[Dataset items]
☆ ☆ ☆ ☆ ☆
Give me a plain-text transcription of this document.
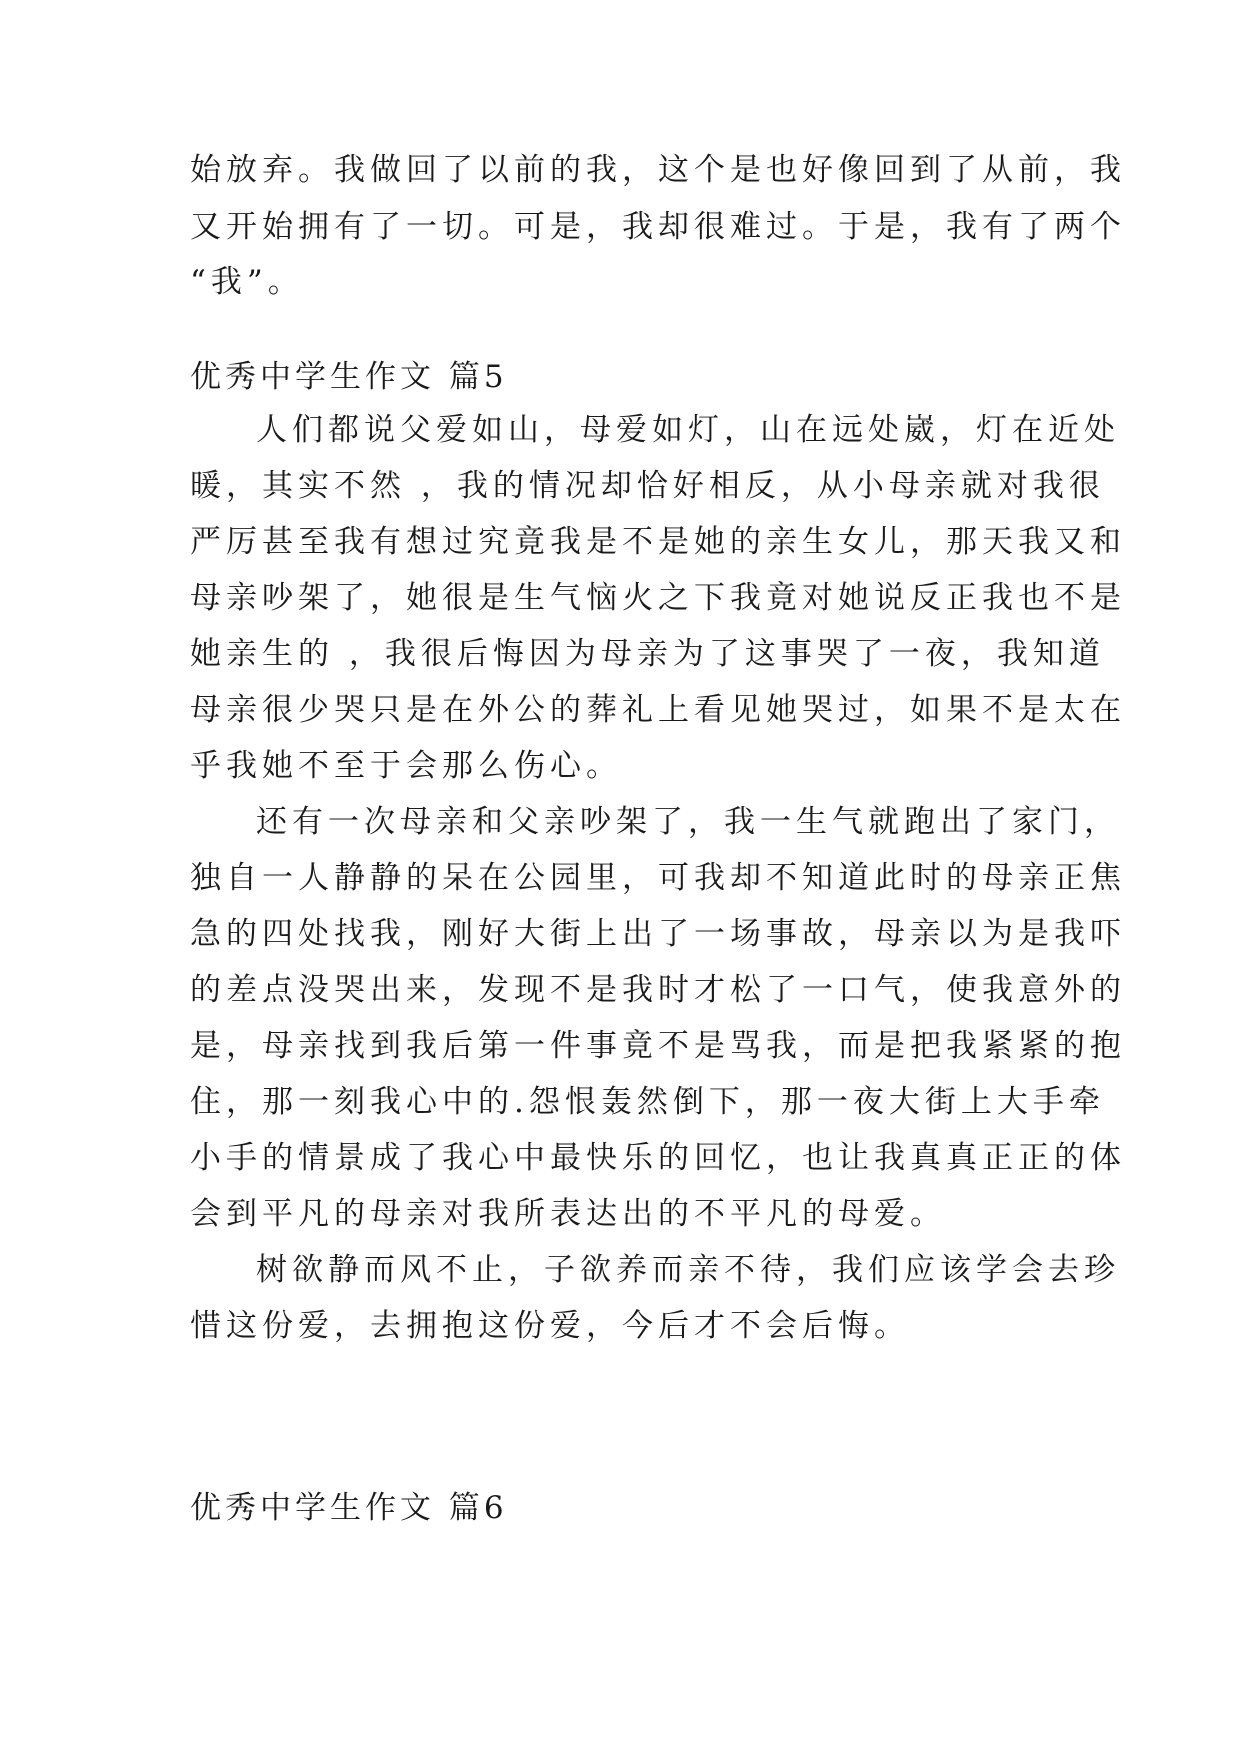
始放弃。我做回了以前的我，这个是也好像回到了从前，我
又开始拥有了一切。可是，我却很难过。于是，我有了两个
“我”。
优秀中学生作文 篇5
人们都说父爱如山，母爱如灯，山在远处崴，灯在近处
暖，其实不然 ，我的情况却恰好相反，从小母亲就对我很
严厉甚至我有想过究竟我是不是她的亲生女儿，那天我又和
母亲吵架了，她很是生气恼火之下我竟对她说反正我也不是
她亲生的 ，我很后悔因为母亲为了这事哭了一夜，我知道
母亲很少哭只是在外公的葬礼上看见她哭过，如果不是太在
乎我她不至于会那么伤心。
还有一次母亲和父亲吵架了，我一生气就跑出了家门，
独自一人静静的呆在公园里，可我却不知道此时的母亲正焦
急的四处找我，刚好大街上出了一场事故，母亲以为是我吓
的差点没哭出来，发现不是我时才松了一口气，使我意外的
是，母亲找到我后第一件事竟不是骂我，而是把我紧紧的抱
住，那一刻我心中的.怨恨轰然倒下，那一夜大街上大手牵
小手的情景成了我心中最快乐的回忆，也让我真真正正的体
会到平凡的母亲对我所表达出的不平凡的母爱。
树欲静而风不止，子欲养而亲不待，我们应该学会去珍
惜这份爱，去拥抱这份爱，今后才不会后悔。
优秀中学生作文 篇6
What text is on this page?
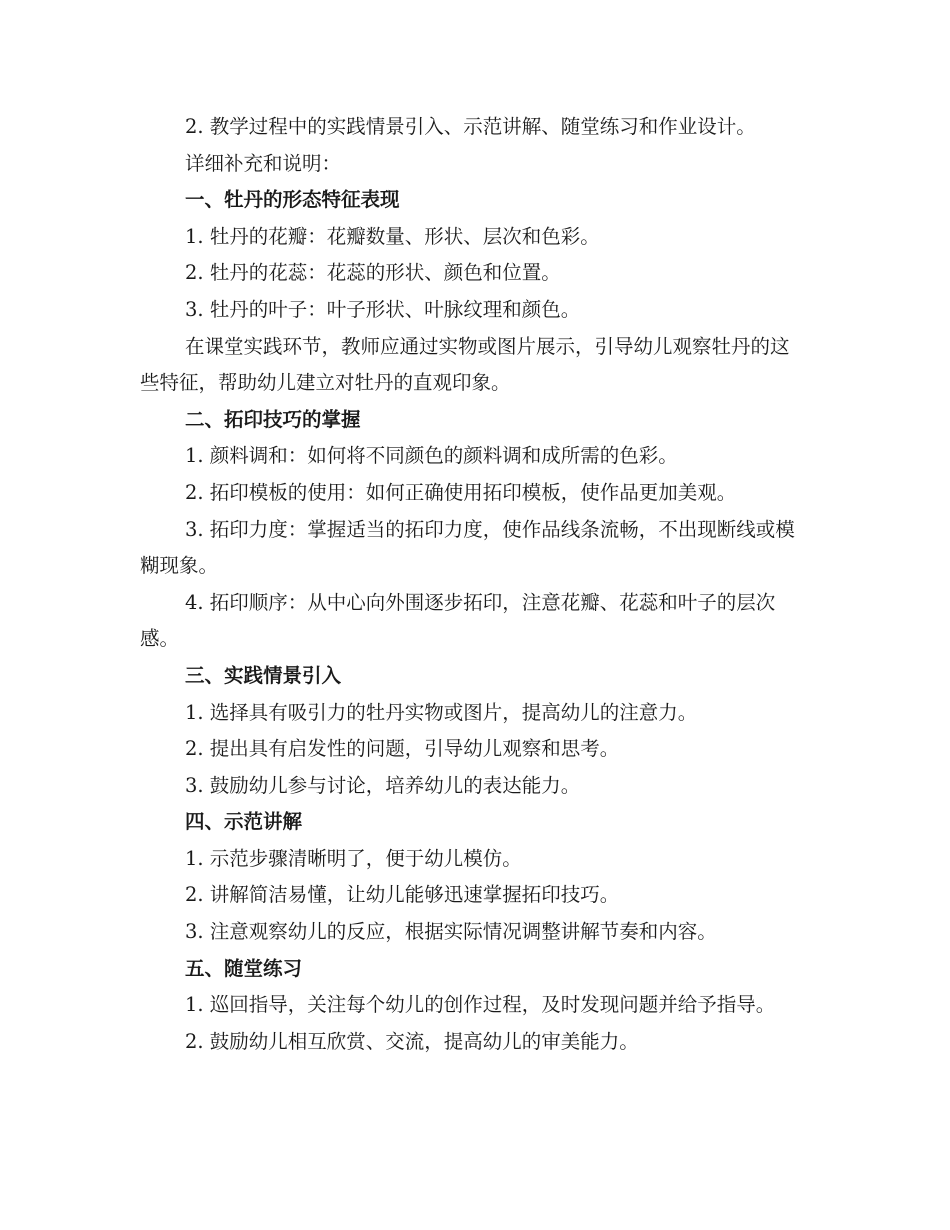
2. 教学过程中的实践情景引入、示范讲解、随堂练习和作业设计。

详细补充和说明：

一、牡丹的形态特征表现

1. 牡丹的花瓣：花瓣数量、形状、层次和色彩。

2. 牡丹的花蕊：花蕊的形状、颜色和位置。

3. 牡丹的叶子：叶子形状、叶脉纹理和颜色。

在课堂实践环节，教师应通过实物或图片展示，引导幼儿观察牡丹的这些特征，帮助幼儿建立对牡丹的直观印象。

二、拓印技巧的掌握

1. 颜料调和：如何将不同颜色的颜料调和成所需的色彩。

2. 拓印模板的使用：如何正确使用拓印模板，使作品更加美观。

3. 拓印力度：掌握适当的拓印力度，使作品线条流畅，不出现断线或模糊现象。

4. 拓印顺序：从中心向外围逐步拓印，注意花瓣、花蕊和叶子的层次感。

三、实践情景引入

1. 选择具有吸引力的牡丹实物或图片，提高幼儿的注意力。

2. 提出具有启发性的问题，引导幼儿观察和思考。

3. 鼓励幼儿参与讨论，培养幼儿的表达能力。

四、示范讲解

1. 示范步骤清晰明了，便于幼儿模仿。

2. 讲解简洁易懂，让幼儿能够迅速掌握拓印技巧。

3. 注意观察幼儿的反应，根据实际情况调整讲解节奏和内容。

五、随堂练习

1. 巡回指导，关注每个幼儿的创作过程，及时发现问题并给予指导。

2. 鼓励幼儿相互欣赏、交流，提高幼儿的审美能力。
☆ ☆ ☆ ☆ ☆
#### [WRITTEN TASK]
Exclude the images, then output the data above word for word.

#### [ANSWER TO THIS TASK]
Give me a plain-text transcription of this document.
始放弃。我做回了以前的我，这个是也好像回到了从前，我
又开始拥有了一切。可是，我却很难过。于是，我有了两个
“我”。
优秀中学生作文 篇5
人们都说父爱如山，母爱如灯，山在远处崴，灯在近处
暖，其实不然 ，我的情况却恰好相反，从小母亲就对我很
严厉甚至我有想过究竟我是不是她的亲生女儿，那天我又和
母亲吵架了，她很是生气恼火之下我竟对她说反正我也不是
她亲生的 ，我很后悔因为母亲为了这事哭了一夜，我知道
母亲很少哭只是在外公的葬礼上看见她哭过，如果不是太在
乎我她不至于会那么伤心。
还有一次母亲和父亲吵架了，我一生气就跑出了家门，
独自一人静静的呆在公园里，可我却不知道此时的母亲正焦
急的四处找我，刚好大街上出了一场事故，母亲以为是我吓
的差点没哭出来，发现不是我时才松了一口气，使我意外的
是，母亲找到我后第一件事竟不是骂我，而是把我紧紧的抱
住，那一刻我心中的.怨恨轰然倒下，那一夜大街上大手牵
小手的情景成了我心中最快乐的回忆，也让我真真正正的体
会到平凡的母亲对我所表达出的不平凡的母爱。
树欲静而风不止，子欲养而亲不待，我们应该学会去珍
惜这份爱，去拥抱这份爱，今后才不会后悔。
优秀中学生作文 篇6
What text is on this page?
2. 教学过程中的实践情景引入、示范讲解、随堂练习和作业设计。

详细补充和说明：

一、牡丹的形态特征表现

1. 牡丹的花瓣：花瓣数量、形状、层次和色彩。

2. 牡丹的花蕊：花蕊的形状、颜色和位置。

3. 牡丹的叶子：叶子形状、叶脉纹理和颜色。

在课堂实践环节，教师应通过实物或图片展示，引导幼儿观察牡丹的这些特征，帮助幼儿建立对牡丹的直观印象。

二、拓印技巧的掌握

1. 颜料调和：如何将不同颜色的颜料调和成所需的色彩。

2. 拓印模板的使用：如何正确使用拓印模板，使作品更加美观。

3. 拓印力度：掌握适当的拓印力度，使作品线条流畅，不出现断线或模糊现象。

4. 拓印顺序：从中心向外围逐步拓印，注意花瓣、花蕊和叶子的层次感。

三、实践情景引入

1. 选择具有吸引力的牡丹实物或图片，提高幼儿的注意力。

2. 提出具有启发性的问题，引导幼儿观察和思考。

3. 鼓励幼儿参与讨论，培养幼儿的表达能力。

四、示范讲解

1. 示范步骤清晰明了，便于幼儿模仿。

2. 讲解简洁易懂，让幼儿能够迅速掌握拓印技巧。

3. 注意观察幼儿的反应，根据实际情况调整讲解节奏和内容。

五、随堂练习

1. 巡回指导，关注每个幼儿的创作过程，及时发现问题并给予指导。

2. 鼓励幼儿相互欣赏、交流，提高幼儿的审美能力。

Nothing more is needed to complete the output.